Leaving out all images, write out the records that follow exactly.

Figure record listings

□ □ □

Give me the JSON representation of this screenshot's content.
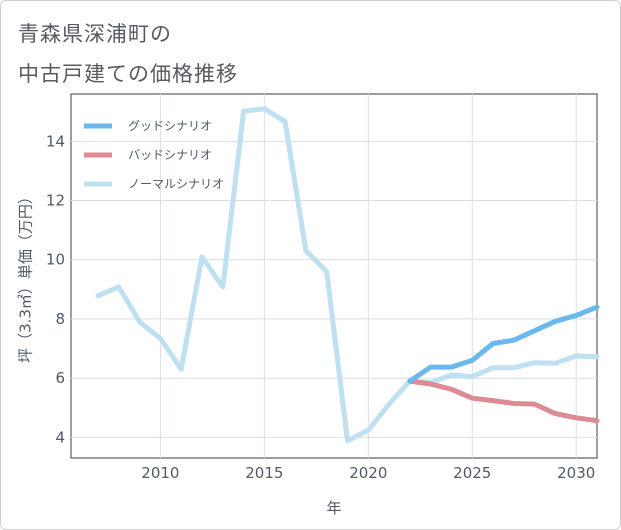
{
  "header": {
    "title_line1": "青森県深浦町の",
    "title_line2": "中古戸建ての価格推移"
  },
  "chart_data": {
    "type": "line",
    "xlabel": "年",
    "ylabel": "坪（3.3㎡）単価（万円）",
    "xlim": [
      2005.7,
      2031.0
    ],
    "ylim": [
      3.3,
      15.6
    ],
    "x_ticks": [
      2010,
      2015,
      2020,
      2025,
      2030
    ],
    "y_ticks": [
      4,
      6,
      8,
      10,
      12,
      14
    ],
    "grid": true,
    "legend_position": "top-left",
    "series": [
      {
        "name": "グッドシナリオ",
        "color": "#6ab8ec",
        "x": [
          2022,
          2023,
          2024,
          2025,
          2026,
          2027,
          2028,
          2029,
          2030,
          2031
        ],
        "y": [
          5.9,
          6.37,
          6.37,
          6.6,
          7.17,
          7.28,
          7.6,
          7.92,
          8.12,
          8.4
        ]
      },
      {
        "name": "バッドシナリオ",
        "color": "#dd8a92",
        "x": [
          2022,
          2023,
          2024,
          2025,
          2026,
          2027,
          2028,
          2029,
          2030,
          2031
        ],
        "y": [
          5.9,
          5.8,
          5.62,
          5.32,
          5.24,
          5.14,
          5.12,
          4.8,
          4.66,
          4.56
        ]
      },
      {
        "name": "ノーマルシナリオ",
        "color": "#bee0f0",
        "x": [
          2007,
          2008,
          2009,
          2010,
          2011,
          2012,
          2013,
          2014,
          2015,
          2016,
          2017,
          2018,
          2019,
          2020,
          2021,
          2022,
          2023,
          2024,
          2025,
          2026,
          2027,
          2028,
          2029,
          2030,
          2031
        ],
        "y": [
          8.78,
          9.08,
          7.9,
          7.34,
          6.3,
          10.1,
          9.08,
          15.02,
          15.1,
          14.66,
          10.3,
          9.6,
          3.88,
          4.24,
          5.12,
          5.9,
          5.85,
          6.1,
          6.05,
          6.35,
          6.35,
          6.52,
          6.5,
          6.75,
          6.72
        ]
      }
    ]
  }
}
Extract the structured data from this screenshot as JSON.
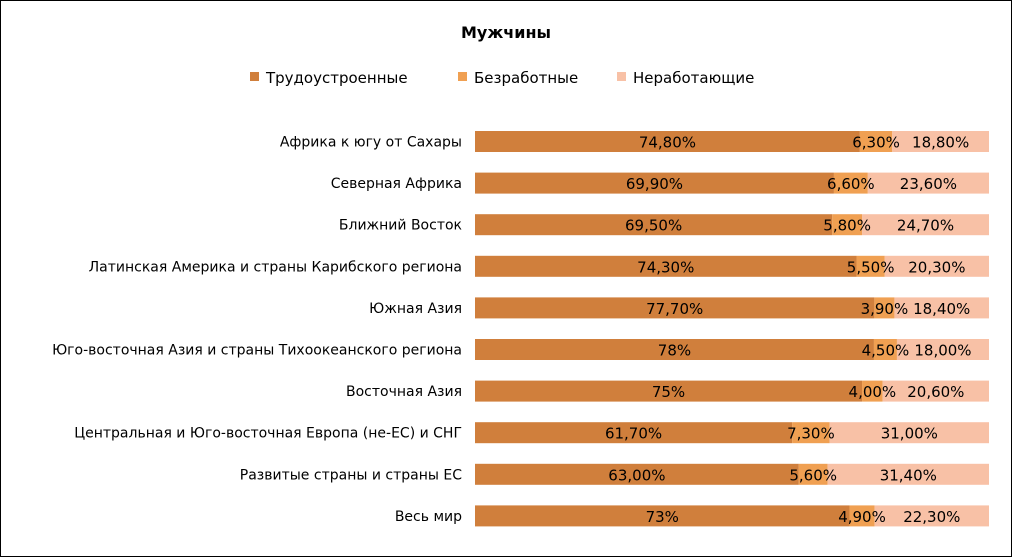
{
  "chart_data": {
    "type": "bar",
    "orientation": "horizontal",
    "stacked": "100%",
    "title": "Мужчины",
    "legend_position": "top",
    "categories": [
      "Африка к югу от Сахары",
      "Северная Африка",
      "Ближний Восток",
      "Латинская Америка и  страны Карибского региона",
      "Южная Азия",
      "Юго-восточная Азия и страны Тихоокеанского региона",
      "Восточная Азия",
      "Центральная и Юго-восточная Европа (не-ЕС) и СНГ",
      "Развитые страны и страны ЕС",
      "Весь мир"
    ],
    "series": [
      {
        "name": "Трудоустроенные",
        "color": "#D07F3C",
        "values": [
          74.8,
          69.9,
          69.5,
          74.3,
          77.7,
          78.0,
          75.0,
          61.7,
          63.0,
          73.0
        ],
        "labels": [
          "74,80%",
          "69,90%",
          "69,50%",
          "74,30%",
          "77,70%",
          "78%",
          "75%",
          "61,70%",
          "63,00%",
          "73%"
        ]
      },
      {
        "name": "Безработные",
        "color": "#F0A052",
        "values": [
          6.3,
          6.6,
          5.8,
          5.5,
          3.9,
          4.5,
          4.0,
          7.3,
          5.6,
          4.9
        ],
        "labels": [
          "6,30%",
          "6,60%",
          "5,80%",
          "5,50%",
          "3,90%",
          "4,50%",
          "4,00%",
          "7,30%",
          "5,60%",
          "4,90%"
        ]
      },
      {
        "name": "Неработающие",
        "color": "#F8C1A6",
        "values": [
          18.8,
          23.6,
          24.7,
          20.3,
          18.4,
          18.0,
          20.6,
          31.0,
          31.4,
          22.3
        ],
        "labels": [
          "18,80%",
          "23,60%",
          "24,70%",
          "20,30%",
          "18,40%",
          "18,00%",
          "20,60%",
          "31,00%",
          "31,40%",
          "22,30%"
        ]
      }
    ]
  }
}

□ □ □

#### [Answer below]
Give me the JSON representation of this screenshot's content.
{
  "header": {
    "title_line1": "青森県深浦町の",
    "title_line2": "中古戸建ての価格推移"
  },
  "chart_data": {
    "type": "line",
    "xlabel": "年",
    "ylabel": "坪（3.3㎡）単価（万円）",
    "xlim": [
      2005.7,
      2031.0
    ],
    "ylim": [
      3.3,
      15.6
    ],
    "x_ticks": [
      2010,
      2015,
      2020,
      2025,
      2030
    ],
    "y_ticks": [
      4,
      6,
      8,
      10,
      12,
      14
    ],
    "grid": true,
    "legend_position": "top-left",
    "series": [
      {
        "name": "グッドシナリオ",
        "color": "#6ab8ec",
        "x": [
          2022,
          2023,
          2024,
          2025,
          2026,
          2027,
          2028,
          2029,
          2030,
          2031
        ],
        "y": [
          5.9,
          6.37,
          6.37,
          6.6,
          7.17,
          7.28,
          7.6,
          7.92,
          8.12,
          8.4
        ]
      },
      {
        "name": "バッドシナリオ",
        "color": "#dd8a92",
        "x": [
          2022,
          2023,
          2024,
          2025,
          2026,
          2027,
          2028,
          2029,
          2030,
          2031
        ],
        "y": [
          5.9,
          5.8,
          5.62,
          5.32,
          5.24,
          5.14,
          5.12,
          4.8,
          4.66,
          4.56
        ]
      },
      {
        "name": "ノーマルシナリオ",
        "color": "#bee0f0",
        "x": [
          2007,
          2008,
          2009,
          2010,
          2011,
          2012,
          2013,
          2014,
          2015,
          2016,
          2017,
          2018,
          2019,
          2020,
          2021,
          2022,
          2023,
          2024,
          2025,
          2026,
          2027,
          2028,
          2029,
          2030,
          2031
        ],
        "y": [
          8.78,
          9.08,
          7.9,
          7.34,
          6.3,
          10.1,
          9.08,
          15.02,
          15.1,
          14.66,
          10.3,
          9.6,
          3.88,
          4.24,
          5.12,
          5.9,
          5.85,
          6.1,
          6.05,
          6.35,
          6.35,
          6.52,
          6.5,
          6.75,
          6.72
        ]
      }
    ]
  }
}
Extract the structured data from this screenshot as JSON.
{
  "chart_data": {
    "type": "bar",
    "orientation": "horizontal",
    "stacked": "100%",
    "title": "Мужчины",
    "legend_position": "top",
    "categories": [
      "Африка к югу от Сахары",
      "Северная Африка",
      "Ближний Восток",
      "Латинская Америка и  страны Карибского региона",
      "Южная Азия",
      "Юго-восточная Азия и страны Тихоокеанского региона",
      "Восточная Азия",
      "Центральная и Юго-восточная Европа (не-ЕС) и СНГ",
      "Развитые страны и страны ЕС",
      "Весь мир"
    ],
    "series": [
      {
        "name": "Трудоустроенные",
        "color": "#D07F3C",
        "values": [
          74.8,
          69.9,
          69.5,
          74.3,
          77.7,
          78.0,
          75.0,
          61.7,
          63.0,
          73.0
        ],
        "labels": [
          "74,80%",
          "69,90%",
          "69,50%",
          "74,30%",
          "77,70%",
          "78%",
          "75%",
          "61,70%",
          "63,00%",
          "73%"
        ]
      },
      {
        "name": "Безработные",
        "color": "#F0A052",
        "values": [
          6.3,
          6.6,
          5.8,
          5.5,
          3.9,
          4.5,
          4.0,
          7.3,
          5.6,
          4.9
        ],
        "labels": [
          "6,30%",
          "6,60%",
          "5,80%",
          "5,50%",
          "3,90%",
          "4,50%",
          "4,00%",
          "7,30%",
          "5,60%",
          "4,90%"
        ]
      },
      {
        "name": "Неработающие",
        "color": "#F8C1A6",
        "values": [
          18.8,
          23.6,
          24.7,
          20.3,
          18.4,
          18.0,
          20.6,
          31.0,
          31.4,
          22.3
        ],
        "labels": [
          "18,80%",
          "23,60%",
          "24,70%",
          "20,30%",
          "18,40%",
          "18,00%",
          "20,60%",
          "31,00%",
          "31,40%",
          "22,30%"
        ]
      }
    ]
  }
}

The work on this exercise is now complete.